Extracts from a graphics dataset

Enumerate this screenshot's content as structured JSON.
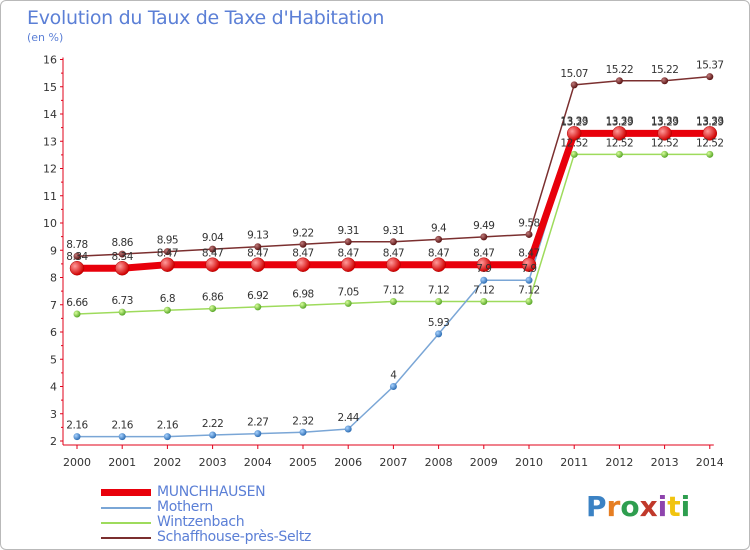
{
  "title": "Evolution du Taux de Taxe d'Habitation",
  "subtitle": "(en %)",
  "logo": {
    "text": "Proxiti",
    "colors": [
      "#3b82c4",
      "#e67e22",
      "#2e9e4f",
      "#c0392b",
      "#8e44ad",
      "#f1c40f",
      "#2e9e4f"
    ]
  },
  "chart_data": {
    "type": "line",
    "x": [
      "2000",
      "2001",
      "2002",
      "2003",
      "2004",
      "2005",
      "2006",
      "2007",
      "2008",
      "2009",
      "2010",
      "2011",
      "2012",
      "2013",
      "2014"
    ],
    "ylim": [
      2,
      16
    ],
    "yticks": [
      2,
      3,
      4,
      5,
      6,
      7,
      8,
      9,
      10,
      11,
      12,
      13,
      14,
      15,
      16
    ],
    "grid": false,
    "legend_position": "bottom-left",
    "series": [
      {
        "name": "MUNCHHAUSEN",
        "color": "#e8000b",
        "width": 7,
        "values": [
          8.34,
          8.34,
          8.47,
          8.47,
          8.47,
          8.47,
          8.47,
          8.47,
          8.47,
          8.47,
          8.47,
          13.29,
          13.29,
          13.29,
          13.29
        ],
        "labels": [
          "8.34",
          "8.34",
          "8.47",
          "8.47",
          "8.47",
          "8.47",
          "8.47",
          "8.47",
          "8.47",
          "8.47",
          "8.47",
          "13.29",
          "13.29",
          "13.29",
          "13.29"
        ]
      },
      {
        "name": "Mothern",
        "color": "#7aa6d6",
        "width": 1.5,
        "values": [
          2.16,
          2.16,
          2.16,
          2.22,
          2.27,
          2.32,
          2.44,
          4,
          5.93,
          7.9,
          7.9,
          13.33,
          13.33,
          13.33,
          13.33
        ],
        "labels": [
          "2.16",
          "2.16",
          "2.16",
          "2.22",
          "2.27",
          "2.32",
          "2.44",
          "4",
          "5.93",
          "7.9",
          "7.9",
          "13.33",
          "13.33",
          "13.33",
          "13.33"
        ]
      },
      {
        "name": "Wintzenbach",
        "color": "#9edb5c",
        "width": 1.5,
        "values": [
          6.66,
          6.73,
          6.8,
          6.86,
          6.92,
          6.98,
          7.05,
          7.12,
          7.12,
          7.12,
          7.12,
          12.52,
          12.52,
          12.52,
          12.52
        ],
        "labels": [
          "6.66",
          "6.73",
          "6.8",
          "6.86",
          "6.92",
          "6.98",
          "7.05",
          "7.12",
          "7.12",
          "7.12",
          "7.12",
          "12.52",
          "12.52",
          "12.52",
          "12.52"
        ]
      },
      {
        "name": "Schaffhouse-près-Seltz",
        "color": "#7b2f2f",
        "width": 1.5,
        "values": [
          8.78,
          8.86,
          8.95,
          9.04,
          9.13,
          9.22,
          9.31,
          9.31,
          9.4,
          9.49,
          9.58,
          15.07,
          15.22,
          15.22,
          15.37
        ],
        "labels": [
          "8.78",
          "8.86",
          "8.95",
          "9.04",
          "9.13",
          "9.22",
          "9.31",
          "9.31",
          "9.4",
          "9.49",
          "9.58",
          "15.07",
          "15.22",
          "15.22",
          "15.37"
        ]
      }
    ]
  }
}
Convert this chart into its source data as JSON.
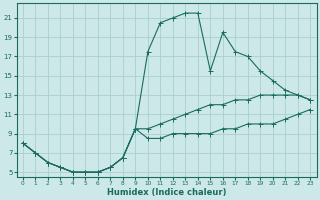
{
  "xlabel": "Humidex (Indice chaleur)",
  "bg_color": "#cce8e8",
  "grid_color": "#aad0d0",
  "line_color": "#1a6b5e",
  "xlim": [
    -0.5,
    23.5
  ],
  "ylim": [
    4.5,
    22.5
  ],
  "yticks": [
    5,
    7,
    9,
    11,
    13,
    15,
    17,
    19,
    21
  ],
  "xticks": [
    0,
    1,
    2,
    3,
    4,
    5,
    6,
    7,
    8,
    9,
    10,
    11,
    12,
    13,
    14,
    15,
    16,
    17,
    18,
    19,
    20,
    21,
    22,
    23
  ],
  "line1_x": [
    0,
    1,
    2,
    3,
    4,
    5,
    6,
    7,
    8,
    9,
    10,
    11,
    12,
    13,
    14,
    15,
    16,
    17,
    18,
    19,
    20,
    21,
    22,
    23
  ],
  "line1_y": [
    8,
    7,
    6,
    5.5,
    5,
    5,
    5,
    5.5,
    6.5,
    9.5,
    17.5,
    20.5,
    21,
    21.5,
    21.5,
    15.5,
    19.5,
    17.5,
    17,
    15.5,
    14.5,
    13.5,
    13,
    12.5
  ],
  "line2_x": [
    0,
    1,
    2,
    3,
    4,
    5,
    6,
    7,
    8,
    9,
    10,
    11,
    12,
    13,
    14,
    15,
    16,
    17,
    18,
    19,
    20,
    21,
    22,
    23
  ],
  "line2_y": [
    8,
    7,
    6,
    5.5,
    5,
    5,
    5,
    5.5,
    6.5,
    9.5,
    9.5,
    10,
    10.5,
    11,
    11.5,
    12,
    12,
    12.5,
    12.5,
    13,
    13,
    13,
    13,
    12.5
  ],
  "line3_x": [
    0,
    1,
    2,
    3,
    4,
    5,
    6,
    7,
    8,
    9,
    10,
    11,
    12,
    13,
    14,
    15,
    16,
    17,
    18,
    19,
    20,
    21,
    22,
    23
  ],
  "line3_y": [
    8,
    7,
    6,
    5.5,
    5,
    5,
    5,
    5.5,
    6.5,
    9.5,
    8.5,
    8.5,
    9,
    9,
    9,
    9,
    9.5,
    9.5,
    10,
    10,
    10,
    10.5,
    11,
    11.5
  ]
}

Task requirements =
Give the count of lines in the data shown above that contain "name", and nothing else.

Response to the exercise =
4